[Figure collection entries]
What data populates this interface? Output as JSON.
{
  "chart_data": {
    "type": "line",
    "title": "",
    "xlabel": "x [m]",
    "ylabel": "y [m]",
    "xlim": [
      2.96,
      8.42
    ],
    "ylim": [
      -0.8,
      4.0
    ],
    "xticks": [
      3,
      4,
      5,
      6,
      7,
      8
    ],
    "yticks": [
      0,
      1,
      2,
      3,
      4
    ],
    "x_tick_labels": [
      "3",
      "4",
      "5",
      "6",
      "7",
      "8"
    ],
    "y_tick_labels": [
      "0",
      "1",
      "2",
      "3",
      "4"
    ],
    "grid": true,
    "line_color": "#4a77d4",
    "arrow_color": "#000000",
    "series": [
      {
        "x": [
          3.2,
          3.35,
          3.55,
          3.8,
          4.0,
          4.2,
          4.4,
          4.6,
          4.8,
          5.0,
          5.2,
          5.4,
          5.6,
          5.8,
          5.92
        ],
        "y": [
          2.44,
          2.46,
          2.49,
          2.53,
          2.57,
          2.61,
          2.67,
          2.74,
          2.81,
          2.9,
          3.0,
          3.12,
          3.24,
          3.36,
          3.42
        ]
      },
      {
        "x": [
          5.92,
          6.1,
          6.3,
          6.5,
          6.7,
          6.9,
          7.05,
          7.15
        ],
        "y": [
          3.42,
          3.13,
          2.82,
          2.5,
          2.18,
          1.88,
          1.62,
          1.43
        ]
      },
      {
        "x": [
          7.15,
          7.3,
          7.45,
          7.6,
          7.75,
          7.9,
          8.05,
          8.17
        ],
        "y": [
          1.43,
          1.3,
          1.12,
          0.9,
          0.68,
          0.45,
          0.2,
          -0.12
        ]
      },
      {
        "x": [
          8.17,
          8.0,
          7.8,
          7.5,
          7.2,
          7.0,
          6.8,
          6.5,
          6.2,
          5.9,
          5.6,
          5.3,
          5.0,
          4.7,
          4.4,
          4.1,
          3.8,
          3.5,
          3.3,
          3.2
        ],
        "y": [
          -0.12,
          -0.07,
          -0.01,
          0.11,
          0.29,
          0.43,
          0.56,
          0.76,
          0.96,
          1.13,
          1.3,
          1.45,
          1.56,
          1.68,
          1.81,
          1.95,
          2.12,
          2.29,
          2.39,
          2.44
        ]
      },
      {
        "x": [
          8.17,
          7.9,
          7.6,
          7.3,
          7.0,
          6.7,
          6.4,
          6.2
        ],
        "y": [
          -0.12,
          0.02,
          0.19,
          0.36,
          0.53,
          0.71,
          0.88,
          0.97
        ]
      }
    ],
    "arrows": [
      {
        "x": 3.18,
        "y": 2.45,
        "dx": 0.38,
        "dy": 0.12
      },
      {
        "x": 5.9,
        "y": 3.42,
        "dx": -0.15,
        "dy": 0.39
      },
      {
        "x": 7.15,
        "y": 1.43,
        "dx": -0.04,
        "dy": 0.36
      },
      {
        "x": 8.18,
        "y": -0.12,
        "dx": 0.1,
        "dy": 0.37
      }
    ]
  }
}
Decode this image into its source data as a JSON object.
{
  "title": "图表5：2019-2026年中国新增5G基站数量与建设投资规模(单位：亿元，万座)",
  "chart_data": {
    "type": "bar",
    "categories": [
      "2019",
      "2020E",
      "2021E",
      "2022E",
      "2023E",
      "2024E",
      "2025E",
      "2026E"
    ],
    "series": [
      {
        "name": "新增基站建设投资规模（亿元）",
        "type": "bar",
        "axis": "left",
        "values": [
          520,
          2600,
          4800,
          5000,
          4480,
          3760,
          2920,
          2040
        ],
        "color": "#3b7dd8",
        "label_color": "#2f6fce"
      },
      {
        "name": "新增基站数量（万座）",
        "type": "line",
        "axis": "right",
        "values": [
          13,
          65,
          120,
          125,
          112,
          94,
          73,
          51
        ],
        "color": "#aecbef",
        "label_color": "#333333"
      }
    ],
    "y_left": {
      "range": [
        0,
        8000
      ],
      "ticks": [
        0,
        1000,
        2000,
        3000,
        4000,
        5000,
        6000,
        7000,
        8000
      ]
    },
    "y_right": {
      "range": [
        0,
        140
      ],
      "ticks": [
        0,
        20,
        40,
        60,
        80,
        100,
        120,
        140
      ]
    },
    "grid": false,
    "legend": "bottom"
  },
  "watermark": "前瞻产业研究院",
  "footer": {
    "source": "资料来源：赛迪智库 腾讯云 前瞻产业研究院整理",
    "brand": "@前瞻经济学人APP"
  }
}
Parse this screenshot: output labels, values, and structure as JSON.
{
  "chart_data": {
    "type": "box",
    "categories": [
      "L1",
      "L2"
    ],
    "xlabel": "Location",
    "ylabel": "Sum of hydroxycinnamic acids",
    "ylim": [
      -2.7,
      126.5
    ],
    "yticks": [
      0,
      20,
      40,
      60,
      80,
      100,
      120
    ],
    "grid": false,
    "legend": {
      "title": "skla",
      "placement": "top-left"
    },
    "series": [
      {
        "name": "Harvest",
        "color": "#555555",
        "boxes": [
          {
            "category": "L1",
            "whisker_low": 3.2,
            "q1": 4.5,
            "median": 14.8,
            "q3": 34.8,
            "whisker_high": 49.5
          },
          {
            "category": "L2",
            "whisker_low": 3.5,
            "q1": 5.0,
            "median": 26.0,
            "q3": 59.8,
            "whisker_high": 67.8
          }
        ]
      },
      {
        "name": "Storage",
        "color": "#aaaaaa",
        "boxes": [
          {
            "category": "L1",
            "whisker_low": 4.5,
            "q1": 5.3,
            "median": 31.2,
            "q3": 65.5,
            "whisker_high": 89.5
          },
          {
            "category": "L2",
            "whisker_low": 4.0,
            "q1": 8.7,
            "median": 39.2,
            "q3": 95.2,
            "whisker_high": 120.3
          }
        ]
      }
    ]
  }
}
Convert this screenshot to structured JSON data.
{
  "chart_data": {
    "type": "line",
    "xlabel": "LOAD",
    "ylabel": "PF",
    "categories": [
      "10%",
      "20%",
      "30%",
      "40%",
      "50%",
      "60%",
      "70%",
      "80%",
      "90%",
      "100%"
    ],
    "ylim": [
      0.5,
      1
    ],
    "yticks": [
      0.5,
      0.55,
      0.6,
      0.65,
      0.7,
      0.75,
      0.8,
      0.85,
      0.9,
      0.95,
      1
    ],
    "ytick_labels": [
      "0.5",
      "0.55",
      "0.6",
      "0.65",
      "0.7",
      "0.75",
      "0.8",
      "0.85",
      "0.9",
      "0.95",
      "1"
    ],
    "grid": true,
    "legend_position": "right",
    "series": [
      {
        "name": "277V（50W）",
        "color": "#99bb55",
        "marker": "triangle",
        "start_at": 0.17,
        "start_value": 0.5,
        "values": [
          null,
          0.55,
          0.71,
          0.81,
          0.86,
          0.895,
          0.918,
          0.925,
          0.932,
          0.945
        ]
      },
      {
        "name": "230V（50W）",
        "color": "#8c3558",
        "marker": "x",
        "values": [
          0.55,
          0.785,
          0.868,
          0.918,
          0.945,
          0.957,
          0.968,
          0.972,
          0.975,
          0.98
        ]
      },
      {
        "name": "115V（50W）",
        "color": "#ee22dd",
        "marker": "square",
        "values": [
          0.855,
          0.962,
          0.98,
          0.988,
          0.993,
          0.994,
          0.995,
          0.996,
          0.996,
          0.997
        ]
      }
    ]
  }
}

PROBLEM DESCRIPTION => Extract all lines as given.

OUTPUT OF THE EXERCISE =>
What data populates this interface? Output as JSON.
{
  "chart_data": {
    "type": "line",
    "title": "",
    "xlabel": "x [m]",
    "ylabel": "y [m]",
    "xlim": [
      2.96,
      8.42
    ],
    "ylim": [
      -0.8,
      4.0
    ],
    "xticks": [
      3,
      4,
      5,
      6,
      7,
      8
    ],
    "yticks": [
      0,
      1,
      2,
      3,
      4
    ],
    "x_tick_labels": [
      "3",
      "4",
      "5",
      "6",
      "7",
      "8"
    ],
    "y_tick_labels": [
      "0",
      "1",
      "2",
      "3",
      "4"
    ],
    "grid": true,
    "line_color": "#4a77d4",
    "arrow_color": "#000000",
    "series": [
      {
        "x": [
          3.2,
          3.35,
          3.55,
          3.8,
          4.0,
          4.2,
          4.4,
          4.6,
          4.8,
          5.0,
          5.2,
          5.4,
          5.6,
          5.8,
          5.92
        ],
        "y": [
          2.44,
          2.46,
          2.49,
          2.53,
          2.57,
          2.61,
          2.67,
          2.74,
          2.81,
          2.9,
          3.0,
          3.12,
          3.24,
          3.36,
          3.42
        ]
      },
      {
        "x": [
          5.92,
          6.1,
          6.3,
          6.5,
          6.7,
          6.9,
          7.05,
          7.15
        ],
        "y": [
          3.42,
          3.13,
          2.82,
          2.5,
          2.18,
          1.88,
          1.62,
          1.43
        ]
      },
      {
        "x": [
          7.15,
          7.3,
          7.45,
          7.6,
          7.75,
          7.9,
          8.05,
          8.17
        ],
        "y": [
          1.43,
          1.3,
          1.12,
          0.9,
          0.68,
          0.45,
          0.2,
          -0.12
        ]
      },
      {
        "x": [
          8.17,
          8.0,
          7.8,
          7.5,
          7.2,
          7.0,
          6.8,
          6.5,
          6.2,
          5.9,
          5.6,
          5.3,
          5.0,
          4.7,
          4.4,
          4.1,
          3.8,
          3.5,
          3.3,
          3.2
        ],
        "y": [
          -0.12,
          -0.07,
          -0.01,
          0.11,
          0.29,
          0.43,
          0.56,
          0.76,
          0.96,
          1.13,
          1.3,
          1.45,
          1.56,
          1.68,
          1.81,
          1.95,
          2.12,
          2.29,
          2.39,
          2.44
        ]
      },
      {
        "x": [
          8.17,
          7.9,
          7.6,
          7.3,
          7.0,
          6.7,
          6.4,
          6.2
        ],
        "y": [
          -0.12,
          0.02,
          0.19,
          0.36,
          0.53,
          0.71,
          0.88,
          0.97
        ]
      }
    ],
    "arrows": [
      {
        "x": 3.18,
        "y": 2.45,
        "dx": 0.38,
        "dy": 0.12
      },
      {
        "x": 5.9,
        "y": 3.42,
        "dx": -0.15,
        "dy": 0.39
      },
      {
        "x": 7.15,
        "y": 1.43,
        "dx": -0.04,
        "dy": 0.36
      },
      {
        "x": 8.18,
        "y": -0.12,
        "dx": 0.1,
        "dy": 0.37
      }
    ]
  }
}
Decode this image into its source data as a JSON object.
{
  "title": "图表5：2019-2026年中国新增5G基站数量与建设投资规模(单位：亿元，万座)",
  "chart_data": {
    "type": "bar",
    "categories": [
      "2019",
      "2020E",
      "2021E",
      "2022E",
      "2023E",
      "2024E",
      "2025E",
      "2026E"
    ],
    "series": [
      {
        "name": "新增基站建设投资规模（亿元）",
        "type": "bar",
        "axis": "left",
        "values": [
          520,
          2600,
          4800,
          5000,
          4480,
          3760,
          2920,
          2040
        ],
        "color": "#3b7dd8",
        "label_color": "#2f6fce"
      },
      {
        "name": "新增基站数量（万座）",
        "type": "line",
        "axis": "right",
        "values": [
          13,
          65,
          120,
          125,
          112,
          94,
          73,
          51
        ],
        "color": "#aecbef",
        "label_color": "#333333"
      }
    ],
    "y_left": {
      "range": [
        0,
        8000
      ],
      "ticks": [
        0,
        1000,
        2000,
        3000,
        4000,
        5000,
        6000,
        7000,
        8000
      ]
    },
    "y_right": {
      "range": [
        0,
        140
      ],
      "ticks": [
        0,
        20,
        40,
        60,
        80,
        100,
        120,
        140
      ]
    },
    "grid": false,
    "legend": "bottom"
  },
  "watermark": "前瞻产业研究院",
  "footer": {
    "source": "资料来源：赛迪智库 腾讯云 前瞻产业研究院整理",
    "brand": "@前瞻经济学人APP"
  }
}
Parse this screenshot: output labels, values, and structure as JSON.
{
  "chart_data": {
    "type": "box",
    "categories": [
      "L1",
      "L2"
    ],
    "xlabel": "Location",
    "ylabel": "Sum of hydroxycinnamic acids",
    "ylim": [
      -2.7,
      126.5
    ],
    "yticks": [
      0,
      20,
      40,
      60,
      80,
      100,
      120
    ],
    "grid": false,
    "legend": {
      "title": "skla",
      "placement": "top-left"
    },
    "series": [
      {
        "name": "Harvest",
        "color": "#555555",
        "boxes": [
          {
            "category": "L1",
            "whisker_low": 3.2,
            "q1": 4.5,
            "median": 14.8,
            "q3": 34.8,
            "whisker_high": 49.5
          },
          {
            "category": "L2",
            "whisker_low": 3.5,
            "q1": 5.0,
            "median": 26.0,
            "q3": 59.8,
            "whisker_high": 67.8
          }
        ]
      },
      {
        "name": "Storage",
        "color": "#aaaaaa",
        "boxes": [
          {
            "category": "L1",
            "whisker_low": 4.5,
            "q1": 5.3,
            "median": 31.2,
            "q3": 65.5,
            "whisker_high": 89.5
          },
          {
            "category": "L2",
            "whisker_low": 4.0,
            "q1": 8.7,
            "median": 39.2,
            "q3": 95.2,
            "whisker_high": 120.3
          }
        ]
      }
    ]
  }
}
Convert this screenshot to structured JSON data.
{
  "chart_data": {
    "type": "line",
    "xlabel": "LOAD",
    "ylabel": "PF",
    "categories": [
      "10%",
      "20%",
      "30%",
      "40%",
      "50%",
      "60%",
      "70%",
      "80%",
      "90%",
      "100%"
    ],
    "ylim": [
      0.5,
      1
    ],
    "yticks": [
      0.5,
      0.55,
      0.6,
      0.65,
      0.7,
      0.75,
      0.8,
      0.85,
      0.9,
      0.95,
      1
    ],
    "ytick_labels": [
      "0.5",
      "0.55",
      "0.6",
      "0.65",
      "0.7",
      "0.75",
      "0.8",
      "0.85",
      "0.9",
      "0.95",
      "1"
    ],
    "grid": true,
    "legend_position": "right",
    "series": [
      {
        "name": "277V（50W）",
        "color": "#99bb55",
        "marker": "triangle",
        "start_at": 0.17,
        "start_value": 0.5,
        "values": [
          null,
          0.55,
          0.71,
          0.81,
          0.86,
          0.895,
          0.918,
          0.925,
          0.932,
          0.945
        ]
      },
      {
        "name": "230V（50W）",
        "color": "#8c3558",
        "marker": "x",
        "values": [
          0.55,
          0.785,
          0.868,
          0.918,
          0.945,
          0.957,
          0.968,
          0.972,
          0.975,
          0.98
        ]
      },
      {
        "name": "115V（50W）",
        "color": "#ee22dd",
        "marker": "square",
        "values": [
          0.855,
          0.962,
          0.98,
          0.988,
          0.993,
          0.994,
          0.995,
          0.996,
          0.996,
          0.997
        ]
      }
    ]
  }
}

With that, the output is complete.